**Exercise details**
Reproduce the listing below exactly, minus its pictures.

**Dataset excerpts**
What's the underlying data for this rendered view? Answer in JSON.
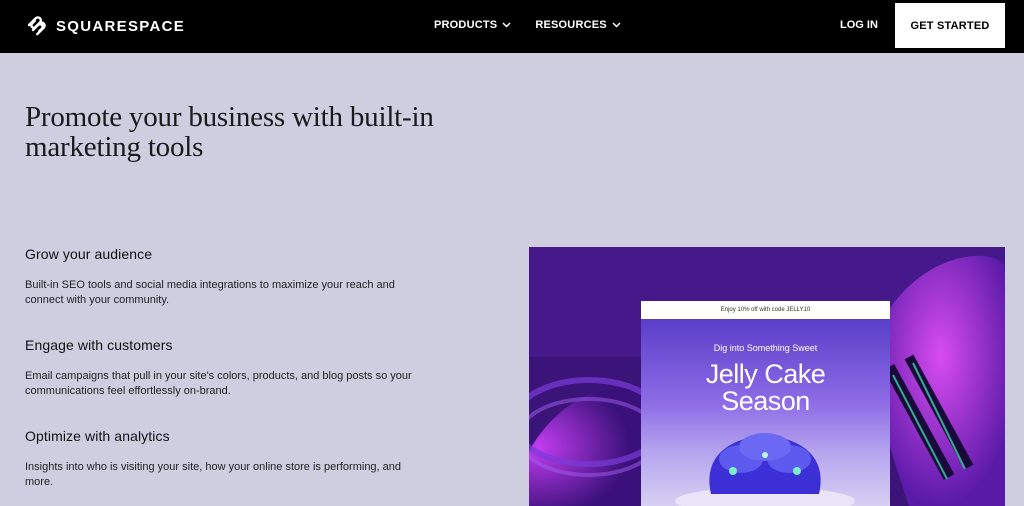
{
  "brand": {
    "name": "SQUARESPACE"
  },
  "nav": {
    "items": [
      {
        "label": "PRODUCTS"
      },
      {
        "label": "RESOURCES"
      }
    ],
    "login_label": "LOG IN",
    "cta_label": "GET STARTED"
  },
  "hero": {
    "headline": "Promote your business with built-in marketing tools"
  },
  "features": [
    {
      "title": "Grow your audience",
      "body": "Built-in SEO tools and social media integrations to maximize your reach and connect with your community."
    },
    {
      "title": "Engage with customers",
      "body": "Email campaigns that pull in your site's colors, products, and blog posts so your communications feel effortlessly on-brand."
    },
    {
      "title": "Optimize with analytics",
      "body": "Insights into who is visiting your site, how your online store is performing, and more."
    }
  ],
  "promo_card": {
    "banner": "Enjoy 10% off with code JELLY10",
    "subtitle": "Dig into Something Sweet",
    "title_line1": "Jelly Cake",
    "title_line2": "Season"
  },
  "colors": {
    "nav_bg": "#000000",
    "page_bg": "#cfcde0",
    "cta_bg": "#ffffff"
  }
}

**The answer**
What's the underlying data for this rendered view? Answer in JSON.
{
  "brand": {
    "name": "SQUARESPACE"
  },
  "nav": {
    "items": [
      {
        "label": "PRODUCTS"
      },
      {
        "label": "RESOURCES"
      }
    ],
    "login_label": "LOG IN",
    "cta_label": "GET STARTED"
  },
  "hero": {
    "headline": "Promote your business with built-in marketing tools"
  },
  "features": [
    {
      "title": "Grow your audience",
      "body": "Built-in SEO tools and social media integrations to maximize your reach and connect with your community."
    },
    {
      "title": "Engage with customers",
      "body": "Email campaigns that pull in your site's colors, products, and blog posts so your communications feel effortlessly on-brand."
    },
    {
      "title": "Optimize with analytics",
      "body": "Insights into who is visiting your site, how your online store is performing, and more."
    }
  ],
  "promo_card": {
    "banner": "Enjoy 10% off with code JELLY10",
    "subtitle": "Dig into Something Sweet",
    "title_line1": "Jelly Cake",
    "title_line2": "Season"
  },
  "colors": {
    "nav_bg": "#000000",
    "page_bg": "#cfcde0",
    "cta_bg": "#ffffff"
  }
}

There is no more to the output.